■ WORK TO BE COMPLETED:
For this exercise, repeat all of the material verbatim apart from its images.

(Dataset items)

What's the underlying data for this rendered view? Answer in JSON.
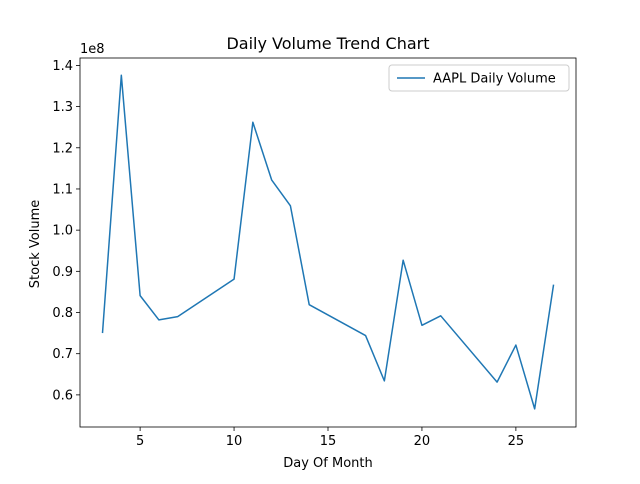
{
  "chart_data": {
    "type": "line",
    "title": "Daily Volume Trend Chart",
    "xlabel": "Day Of Month",
    "ylabel": "Stock Volume",
    "y_offset_label": "1e8",
    "xlim": [
      1.8,
      28.2
    ],
    "ylim": [
      0.522,
      1.418
    ],
    "x_ticks": [
      5,
      10,
      15,
      20,
      25
    ],
    "y_ticks": [
      0.6,
      0.7,
      0.8,
      0.9,
      1.0,
      1.1,
      1.2,
      1.3,
      1.4
    ],
    "y_tick_labels": [
      "0.6",
      "0.7",
      "0.8",
      "0.9",
      "1.0",
      "1.1",
      "1.2",
      "1.3",
      "1.4"
    ],
    "grid": false,
    "legend": {
      "position": "top-right"
    },
    "series": [
      {
        "name": "AAPL Daily Volume",
        "color": "#1f77b4",
        "x": [
          3,
          4,
          5,
          6,
          7,
          10,
          11,
          12,
          13,
          14,
          17,
          18,
          19,
          20,
          21,
          24,
          25,
          26,
          27
        ],
        "y": [
          0.752,
          1.376,
          0.841,
          0.782,
          0.79,
          0.881,
          1.262,
          1.122,
          1.059,
          0.819,
          0.744,
          0.634,
          0.927,
          0.769,
          0.792,
          0.631,
          0.721,
          0.566,
          0.866
        ]
      }
    ]
  }
}
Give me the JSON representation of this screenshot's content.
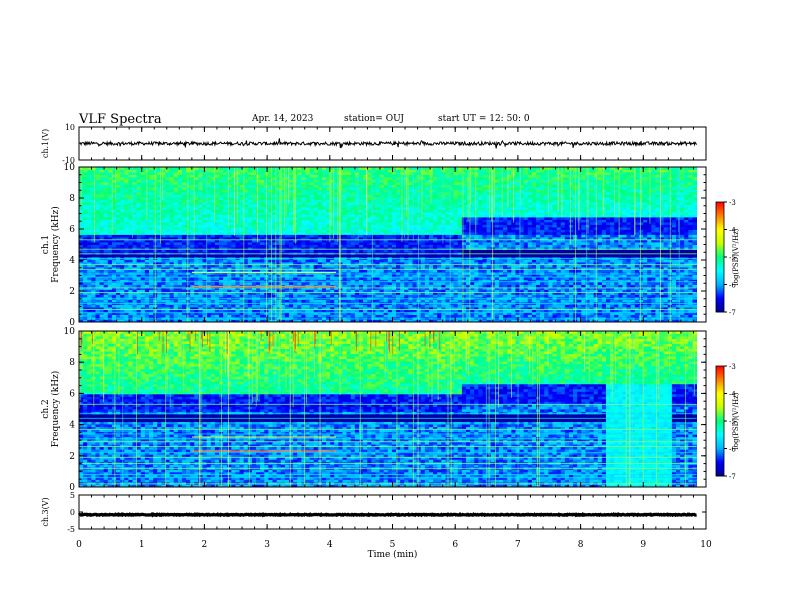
{
  "header": {
    "title": "VLF Spectra",
    "date": "Apr. 14, 2023",
    "station": "station= OUJ",
    "start": "start  UT  =   12: 50: 0"
  },
  "chart_data": {
    "type": "heatmap",
    "x_axis": {
      "label": "Time  (min)",
      "range": [
        0,
        10
      ],
      "ticks": [
        "0",
        "1",
        "2",
        "3",
        "4",
        "5",
        "6",
        "7",
        "8",
        "9",
        "10"
      ],
      "data_end": 9.85
    },
    "panels": [
      {
        "id": "ch1_waveform",
        "type": "line",
        "ylabel": "ch.1(V)",
        "ylim": [
          -10,
          10
        ],
        "ytick_labels": [
          "10",
          "-10"
        ],
        "baseline": 0,
        "color": "#000000"
      },
      {
        "id": "ch1_spectrogram",
        "type": "heatmap",
        "ylabel_ch": "ch.1",
        "ylabel": "Frequency  (kHz)",
        "ylim": [
          0,
          10
        ],
        "ytick_labels": [
          "0",
          "2",
          "4",
          "6",
          "8",
          "10"
        ],
        "colorbar": {
          "label": "log(PSD)(V²/Hz)",
          "range": [
            -7,
            -3
          ],
          "ticks": [
            "-3",
            "-4",
            "-5",
            "-6",
            "-7"
          ]
        },
        "noise_boundary_khz": [
          [
            0,
            5.6
          ],
          [
            6,
            5.6
          ],
          [
            6.05,
            6.8
          ],
          [
            9.85,
            6.8
          ]
        ],
        "wideband_intervals_min": [
          [
            0,
            9.85
          ]
        ],
        "slow_line_interval_min": [
          1.8,
          4.1
        ]
      },
      {
        "id": "ch2_spectrogram",
        "type": "heatmap",
        "ylabel_ch": "ch.2",
        "ylabel": "Frequency  (kHz)",
        "ylim": [
          0,
          10
        ],
        "ytick_labels": [
          "0",
          "2",
          "4",
          "6",
          "8",
          "10"
        ],
        "colorbar": {
          "label": "log(PSD)(V²/Hz)",
          "range": [
            -7,
            -3
          ],
          "ticks": [
            "-3",
            "-4",
            "-5",
            "-6",
            "-7"
          ]
        },
        "noise_boundary_khz": [
          [
            0,
            6.0
          ],
          [
            6,
            6.0
          ],
          [
            6.05,
            6.6
          ],
          [
            9.85,
            6.6
          ]
        ],
        "cyan_block_min": [
          8.4,
          9.4
        ],
        "slow_line_interval_min": [
          1.8,
          4.1
        ]
      },
      {
        "id": "ch3_waveform",
        "type": "line",
        "ylabel": "ch.3(V)",
        "ylim": [
          -5,
          5
        ],
        "ytick_labels": [
          "5",
          "0",
          "-5"
        ],
        "baseline": -0.8,
        "color": "#000000"
      }
    ],
    "colormap": [
      "#00008f",
      "#0000ff",
      "#00b4ff",
      "#00ffff",
      "#00ff80",
      "#c8ff00",
      "#ffff00",
      "#ff8000",
      "#ff0000",
      "#ffffff"
    ]
  }
}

■ TASK OUTPUT:
What's the underlying data for this rendered view? Answer in JSON.
{
  "chart_data": {
    "type": "line",
    "title": "Daily Volume Trend Chart",
    "xlabel": "Day Of Month",
    "ylabel": "Stock Volume",
    "y_offset_label": "1e8",
    "xlim": [
      1.8,
      28.2
    ],
    "ylim": [
      0.522,
      1.418
    ],
    "x_ticks": [
      5,
      10,
      15,
      20,
      25
    ],
    "y_ticks": [
      0.6,
      0.7,
      0.8,
      0.9,
      1.0,
      1.1,
      1.2,
      1.3,
      1.4
    ],
    "y_tick_labels": [
      "0.6",
      "0.7",
      "0.8",
      "0.9",
      "1.0",
      "1.1",
      "1.2",
      "1.3",
      "1.4"
    ],
    "grid": false,
    "legend": {
      "position": "top-right"
    },
    "series": [
      {
        "name": "AAPL Daily Volume",
        "color": "#1f77b4",
        "x": [
          3,
          4,
          5,
          6,
          7,
          10,
          11,
          12,
          13,
          14,
          17,
          18,
          19,
          20,
          21,
          24,
          25,
          26,
          27
        ],
        "y": [
          0.752,
          1.376,
          0.841,
          0.782,
          0.79,
          0.881,
          1.262,
          1.122,
          1.059,
          0.819,
          0.744,
          0.634,
          0.927,
          0.769,
          0.792,
          0.631,
          0.721,
          0.566,
          0.866
        ]
      }
    ]
  }
}
Give me the JSON representation of this screenshot's content.
{
  "header": {
    "title": "VLF Spectra",
    "date": "Apr. 14, 2023",
    "station": "station= OUJ",
    "start": "start  UT  =   12: 50: 0"
  },
  "chart_data": {
    "type": "heatmap",
    "x_axis": {
      "label": "Time  (min)",
      "range": [
        0,
        10
      ],
      "ticks": [
        "0",
        "1",
        "2",
        "3",
        "4",
        "5",
        "6",
        "7",
        "8",
        "9",
        "10"
      ],
      "data_end": 9.85
    },
    "panels": [
      {
        "id": "ch1_waveform",
        "type": "line",
        "ylabel": "ch.1(V)",
        "ylim": [
          -10,
          10
        ],
        "ytick_labels": [
          "10",
          "-10"
        ],
        "baseline": 0,
        "color": "#000000"
      },
      {
        "id": "ch1_spectrogram",
        "type": "heatmap",
        "ylabel_ch": "ch.1",
        "ylabel": "Frequency  (kHz)",
        "ylim": [
          0,
          10
        ],
        "ytick_labels": [
          "0",
          "2",
          "4",
          "6",
          "8",
          "10"
        ],
        "colorbar": {
          "label": "log(PSD)(V²/Hz)",
          "range": [
            -7,
            -3
          ],
          "ticks": [
            "-3",
            "-4",
            "-5",
            "-6",
            "-7"
          ]
        },
        "noise_boundary_khz": [
          [
            0,
            5.6
          ],
          [
            6,
            5.6
          ],
          [
            6.05,
            6.8
          ],
          [
            9.85,
            6.8
          ]
        ],
        "wideband_intervals_min": [
          [
            0,
            9.85
          ]
        ],
        "slow_line_interval_min": [
          1.8,
          4.1
        ]
      },
      {
        "id": "ch2_spectrogram",
        "type": "heatmap",
        "ylabel_ch": "ch.2",
        "ylabel": "Frequency  (kHz)",
        "ylim": [
          0,
          10
        ],
        "ytick_labels": [
          "0",
          "2",
          "4",
          "6",
          "8",
          "10"
        ],
        "colorbar": {
          "label": "log(PSD)(V²/Hz)",
          "range": [
            -7,
            -3
          ],
          "ticks": [
            "-3",
            "-4",
            "-5",
            "-6",
            "-7"
          ]
        },
        "noise_boundary_khz": [
          [
            0,
            6.0
          ],
          [
            6,
            6.0
          ],
          [
            6.05,
            6.6
          ],
          [
            9.85,
            6.6
          ]
        ],
        "cyan_block_min": [
          8.4,
          9.4
        ],
        "slow_line_interval_min": [
          1.8,
          4.1
        ]
      },
      {
        "id": "ch3_waveform",
        "type": "line",
        "ylabel": "ch.3(V)",
        "ylim": [
          -5,
          5
        ],
        "ytick_labels": [
          "5",
          "0",
          "-5"
        ],
        "baseline": -0.8,
        "color": "#000000"
      }
    ],
    "colormap": [
      "#00008f",
      "#0000ff",
      "#00b4ff",
      "#00ffff",
      "#00ff80",
      "#c8ff00",
      "#ffff00",
      "#ff8000",
      "#ff0000",
      "#ffffff"
    ]
  }
}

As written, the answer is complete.